Dataset records on visual material
○ ○ ○ ○ ○ ○ ○
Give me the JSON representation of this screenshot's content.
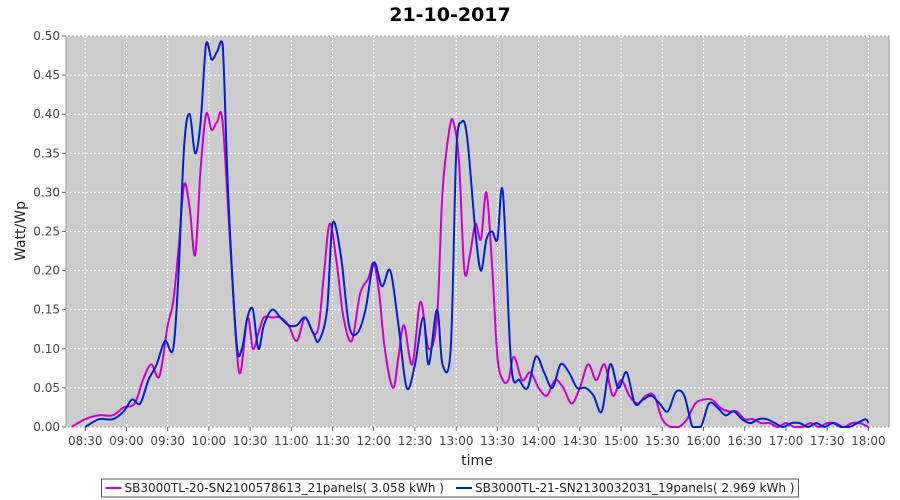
{
  "chart_data": {
    "type": "line",
    "title": "21-10-2017",
    "xlabel": "time",
    "ylabel": "Watt/Wp",
    "xlim": [
      "08:16",
      "18:15"
    ],
    "ylim": [
      0,
      0.5
    ],
    "x_ticks": [
      "08:30",
      "09:00",
      "09:30",
      "10:00",
      "10:30",
      "11:00",
      "11:30",
      "12:00",
      "12:30",
      "13:00",
      "13:30",
      "14:00",
      "14:30",
      "15:00",
      "15:30",
      "16:00",
      "16:30",
      "17:00",
      "17:30",
      "18:00"
    ],
    "y_ticks": [
      "0.00",
      "0.05",
      "0.10",
      "0.15",
      "0.20",
      "0.25",
      "0.30",
      "0.35",
      "0.40",
      "0.45",
      "0.50"
    ],
    "grid": true,
    "legend_position": "bottom",
    "series": [
      {
        "name": "SB3000TL-20-SN2100578613_21panels( 3.058 kWh )",
        "color": "#cc00cc",
        "x": [
          "08:20",
          "08:30",
          "08:40",
          "08:50",
          "08:58",
          "09:06",
          "09:12",
          "09:18",
          "09:24",
          "09:30",
          "09:34",
          "09:38",
          "09:42",
          "09:46",
          "09:50",
          "09:54",
          "09:58",
          "10:02",
          "10:06",
          "10:10",
          "10:16",
          "10:22",
          "10:28",
          "10:32",
          "10:36",
          "10:40",
          "10:46",
          "10:52",
          "10:58",
          "11:04",
          "11:10",
          "11:16",
          "11:20",
          "11:24",
          "11:28",
          "11:33",
          "11:38",
          "11:44",
          "11:50",
          "11:56",
          "12:00",
          "12:04",
          "12:08",
          "12:14",
          "12:18",
          "12:22",
          "12:28",
          "12:34",
          "12:40",
          "12:46",
          "12:50",
          "12:55",
          "12:58",
          "13:02",
          "13:06",
          "13:10",
          "13:14",
          "13:18",
          "13:22",
          "13:26",
          "13:30",
          "13:34",
          "13:38",
          "13:42",
          "13:48",
          "13:54",
          "14:00",
          "14:06",
          "14:12",
          "14:18",
          "14:24",
          "14:30",
          "14:36",
          "14:42",
          "14:48",
          "14:54",
          "15:00",
          "15:06",
          "15:12",
          "15:18",
          "15:24",
          "15:30",
          "15:36",
          "15:42",
          "15:48",
          "15:54",
          "16:00",
          "16:06",
          "16:12",
          "16:18",
          "16:24",
          "16:30",
          "16:36",
          "16:42",
          "16:48",
          "16:54",
          "17:00",
          "17:06",
          "17:12",
          "17:18",
          "17:24",
          "17:30",
          "17:36",
          "17:42",
          "17:48",
          "17:54",
          "18:00"
        ],
        "y": [
          0.0,
          0.01,
          0.015,
          0.015,
          0.025,
          0.03,
          0.06,
          0.08,
          0.065,
          0.13,
          0.16,
          0.23,
          0.31,
          0.28,
          0.22,
          0.33,
          0.4,
          0.38,
          0.39,
          0.39,
          0.22,
          0.07,
          0.14,
          0.1,
          0.12,
          0.14,
          0.14,
          0.14,
          0.13,
          0.11,
          0.14,
          0.12,
          0.13,
          0.2,
          0.26,
          0.21,
          0.14,
          0.11,
          0.17,
          0.19,
          0.21,
          0.17,
          0.1,
          0.05,
          0.09,
          0.13,
          0.08,
          0.16,
          0.1,
          0.14,
          0.3,
          0.38,
          0.39,
          0.34,
          0.2,
          0.22,
          0.26,
          0.24,
          0.3,
          0.21,
          0.09,
          0.06,
          0.06,
          0.09,
          0.06,
          0.07,
          0.05,
          0.04,
          0.06,
          0.05,
          0.03,
          0.05,
          0.08,
          0.06,
          0.08,
          0.04,
          0.06,
          0.04,
          0.03,
          0.04,
          0.04,
          0.01,
          0.0,
          0.0,
          0.01,
          0.03,
          0.035,
          0.035,
          0.025,
          0.02,
          0.02,
          0.01,
          0.01,
          0.005,
          0.005,
          0.0,
          0.005,
          0.0,
          0.0,
          0.005,
          0.0,
          0.005,
          0.005,
          0.0,
          0.005,
          0.005,
          0.0
        ]
      },
      {
        "name": "SB3000TL-21-SN2130032031_19panels( 2.969 kWh )",
        "color": "#0022cc",
        "x": [
          "08:30",
          "08:40",
          "08:50",
          "08:58",
          "09:04",
          "09:10",
          "09:16",
          "09:22",
          "09:28",
          "09:34",
          "09:38",
          "09:42",
          "09:46",
          "09:50",
          "09:54",
          "09:58",
          "10:02",
          "10:06",
          "10:10",
          "10:14",
          "10:20",
          "10:24",
          "10:28",
          "10:32",
          "10:36",
          "10:40",
          "10:46",
          "10:52",
          "10:58",
          "11:04",
          "11:10",
          "11:16",
          "11:20",
          "11:26",
          "11:30",
          "11:36",
          "11:42",
          "11:48",
          "11:54",
          "12:00",
          "12:06",
          "12:12",
          "12:18",
          "12:24",
          "12:30",
          "12:36",
          "12:40",
          "12:46",
          "12:50",
          "12:56",
          "13:00",
          "13:04",
          "13:08",
          "13:14",
          "13:18",
          "13:22",
          "13:26",
          "13:30",
          "13:34",
          "13:40",
          "13:46",
          "13:52",
          "13:58",
          "14:04",
          "14:10",
          "14:16",
          "14:22",
          "14:28",
          "14:34",
          "14:40",
          "14:46",
          "14:52",
          "14:58",
          "15:04",
          "15:10",
          "15:16",
          "15:22",
          "15:28",
          "15:34",
          "15:40",
          "15:46",
          "15:52",
          "15:58",
          "16:04",
          "16:10",
          "16:16",
          "16:22",
          "16:28",
          "16:34",
          "16:40",
          "16:46",
          "16:52",
          "16:58",
          "17:04",
          "17:10",
          "17:16",
          "17:22",
          "17:28",
          "17:34",
          "17:40",
          "17:46",
          "17:52",
          "17:58",
          "18:00"
        ],
        "y": [
          0.0,
          0.01,
          0.01,
          0.02,
          0.035,
          0.03,
          0.06,
          0.08,
          0.11,
          0.1,
          0.2,
          0.36,
          0.4,
          0.35,
          0.39,
          0.49,
          0.47,
          0.48,
          0.49,
          0.3,
          0.11,
          0.1,
          0.14,
          0.15,
          0.1,
          0.13,
          0.15,
          0.14,
          0.13,
          0.13,
          0.14,
          0.12,
          0.11,
          0.15,
          0.26,
          0.22,
          0.13,
          0.12,
          0.15,
          0.21,
          0.18,
          0.2,
          0.13,
          0.05,
          0.08,
          0.14,
          0.08,
          0.15,
          0.08,
          0.1,
          0.35,
          0.39,
          0.37,
          0.25,
          0.2,
          0.24,
          0.25,
          0.24,
          0.3,
          0.08,
          0.06,
          0.05,
          0.09,
          0.07,
          0.05,
          0.08,
          0.07,
          0.05,
          0.05,
          0.04,
          0.02,
          0.08,
          0.05,
          0.07,
          0.03,
          0.035,
          0.04,
          0.03,
          0.02,
          0.045,
          0.04,
          0.0,
          0.0,
          0.03,
          0.025,
          0.015,
          0.02,
          0.01,
          0.005,
          0.01,
          0.01,
          0.005,
          0.0,
          0.005,
          0.005,
          0.0,
          0.005,
          0.0,
          0.005,
          0.0,
          0.0,
          0.005,
          0.01,
          0.005
        ]
      }
    ]
  }
}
○ ○ ○ ○ ○ ○ ○
WHAT YOU NEED TO DO
Count the lines in which the string "name" appears, then report only that figure.

FULL RESPONSE
2